GIVEN PROBLEM |
Type out the data exactly as given. Skip any image.

Records from a collection |
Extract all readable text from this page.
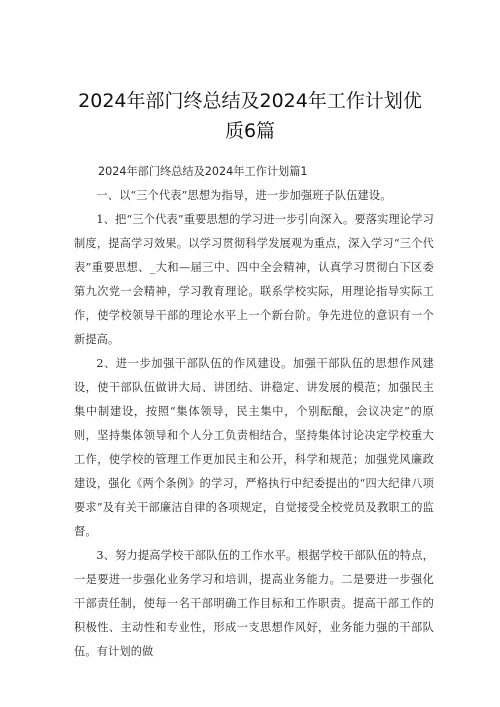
2024年部门终总结及2024年工作计划优
质6篇

2024年部门终总结及2024年工作计划篇1

一、以“三个代表”思想为指导，进一步加强班子队伍建设。

1、把“三个代表”重要思想的学习进一步引向深入。要落实理论学习制度，提高学习效果。以学习贯彻科学发展观为重点，深入学习“三个代表”重要思想、_大和—届三中、四中全会精神，认真学习贯彻白下区委第九次党一会精神，学习教育理论。联系学校实际，用理论指导实际工作，使学校领导干部的理论水平上一个新台阶。争先进位的意识有一个新提高。

2、进一步加强干部队伍的作风建设。加强干部队伍的思想作风建设，使干部队伍做讲大局、讲团结、讲稳定、讲发展的模范；加强民主集中制建设，按照“集体领导，民主集中，个别酝酿，会议决定”的原则，坚持集体领导和个人分工负责相结合，坚持集体讨论决定学校重大工作，使学校的管理工作更加民主和公开，科学和规范；加强党风廉政建设，强化《两个条例》的学习，严格执行中纪委提出的“四大纪律八项要求”及有关干部廉洁自律的各项规定，自觉接受全校党员及教职工的监督。

3、努力提高学校干部队伍的工作水平。根据学校干部队伍的特点，一是要进一步强化业务学习和培训，提高业务能力。二是要进一步强化干部责任制，使每一名干部明确工作目标和工作职责。提高干部工作的积极性、主动性和专业性，形成一支思想作风好，业务能力强的干部队伍。有计划的做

SOLUTION FOR THIS EXERCISE |
Extract all readable text from this page.
2024年部门终总结及2024年工作计划优
质6篇

2024年部门终总结及2024年工作计划篇1

一、以“三个代表”思想为指导，进一步加强班子队伍建设。

1、把“三个代表”重要思想的学习进一步引向深入。要落实理论学习制度，提高学习效果。以学习贯彻科学发展观为重点，深入学习“三个代表”重要思想、_大和—届三中、四中全会精神，认真学习贯彻白下区委第九次党一会精神，学习教育理论。联系学校实际，用理论指导实际工作，使学校领导干部的理论水平上一个新台阶。争先进位的意识有一个新提高。

2、进一步加强干部队伍的作风建设。加强干部队伍的思想作风建设，使干部队伍做讲大局、讲团结、讲稳定、讲发展的模范；加强民主集中制建设，按照“集体领导，民主集中，个别酝酿，会议决定”的原则，坚持集体领导和个人分工负责相结合，坚持集体讨论决定学校重大工作，使学校的管理工作更加民主和公开，科学和规范；加强党风廉政建设，强化《两个条例》的学习，严格执行中纪委提出的“四大纪律八项要求”及有关干部廉洁自律的各项规定，自觉接受全校党员及教职工的监督。

3、努力提高学校干部队伍的工作水平。根据学校干部队伍的特点，一是要进一步强化业务学习和培训，提高业务能力。二是要进一步强化干部责任制，使每一名干部明确工作目标和工作职责。提高干部工作的积极性、主动性和专业性，形成一支思想作风好，业务能力强的干部队伍。有计划的做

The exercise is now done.